═════ Available data ═════

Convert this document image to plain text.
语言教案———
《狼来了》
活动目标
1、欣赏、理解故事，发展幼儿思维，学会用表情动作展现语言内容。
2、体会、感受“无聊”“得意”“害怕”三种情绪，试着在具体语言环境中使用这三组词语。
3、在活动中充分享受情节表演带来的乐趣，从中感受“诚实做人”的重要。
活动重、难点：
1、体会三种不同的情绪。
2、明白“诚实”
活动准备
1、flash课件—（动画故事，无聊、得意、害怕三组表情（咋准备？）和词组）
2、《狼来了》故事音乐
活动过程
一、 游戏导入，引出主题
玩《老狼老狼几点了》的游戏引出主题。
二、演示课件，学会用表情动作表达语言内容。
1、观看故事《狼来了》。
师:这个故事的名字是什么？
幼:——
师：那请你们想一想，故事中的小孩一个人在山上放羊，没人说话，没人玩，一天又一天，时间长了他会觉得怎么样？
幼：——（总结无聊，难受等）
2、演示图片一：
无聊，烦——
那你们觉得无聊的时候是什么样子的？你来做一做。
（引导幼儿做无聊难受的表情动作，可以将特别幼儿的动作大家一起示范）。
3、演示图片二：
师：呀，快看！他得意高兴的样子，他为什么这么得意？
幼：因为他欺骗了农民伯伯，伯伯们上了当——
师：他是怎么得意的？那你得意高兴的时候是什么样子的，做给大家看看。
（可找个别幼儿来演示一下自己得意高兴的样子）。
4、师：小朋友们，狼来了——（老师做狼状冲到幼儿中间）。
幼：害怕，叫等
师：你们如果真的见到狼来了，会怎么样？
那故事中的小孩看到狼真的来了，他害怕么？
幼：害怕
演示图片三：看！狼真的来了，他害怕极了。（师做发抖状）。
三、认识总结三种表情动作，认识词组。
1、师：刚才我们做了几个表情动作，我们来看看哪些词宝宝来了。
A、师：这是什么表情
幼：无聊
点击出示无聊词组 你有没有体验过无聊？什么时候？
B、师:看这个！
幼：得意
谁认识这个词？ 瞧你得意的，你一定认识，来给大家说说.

═════

**Your goal**
From the records above, extract every entry exactly as given.

**Full answer**
Convert this document image to plain text.
语言教案———
《狼来了》
活动目标
1、欣赏、理解故事，发展幼儿思维，学会用表情动作展现语言内容。
2、体会、感受“无聊”“得意”“害怕”三种情绪，试着在具体语言环境中使用这三组词语。
3、在活动中充分享受情节表演带来的乐趣，从中感受“诚实做人”的重要。
活动重、难点：
1、体会三种不同的情绪。
2、明白“诚实”
活动准备
1、flash课件—（动画故事，无聊、得意、害怕三组表情（咋准备？）和词组）
2、《狼来了》故事音乐
活动过程
一、 游戏导入，引出主题
玩《老狼老狼几点了》的游戏引出主题。
二、演示课件，学会用表情动作表达语言内容。
1、观看故事《狼来了》。
师:这个故事的名字是什么？
幼:——
师：那请你们想一想，故事中的小孩一个人在山上放羊，没人说话，没人玩，一天又一天，时间长了他会觉得怎么样？
幼：——（总结无聊，难受等）
2、演示图片一：
无聊，烦——
那你们觉得无聊的时候是什么样子的？你来做一做。
（引导幼儿做无聊难受的表情动作，可以将特别幼儿的动作大家一起示范）。
3、演示图片二：
师：呀，快看！他得意高兴的样子，他为什么这么得意？
幼：因为他欺骗了农民伯伯，伯伯们上了当——
师：他是怎么得意的？那你得意高兴的时候是什么样子的，做给大家看看。
（可找个别幼儿来演示一下自己得意高兴的样子）。
4、师：小朋友们，狼来了——（老师做狼状冲到幼儿中间）。
幼：害怕，叫等
师：你们如果真的见到狼来了，会怎么样？
那故事中的小孩看到狼真的来了，他害怕么？
幼：害怕
演示图片三：看！狼真的来了，他害怕极了。（师做发抖状）。
三、认识总结三种表情动作，认识词组。
1、师：刚才我们做了几个表情动作，我们来看看哪些词宝宝来了。
A、师：这是什么表情
幼：无聊
点击出示无聊词组 你有没有体验过无聊？什么时候？
B、师:看这个！
幼：得意
谁认识这个词？ 瞧你得意的，你一定认识，来给大家说说.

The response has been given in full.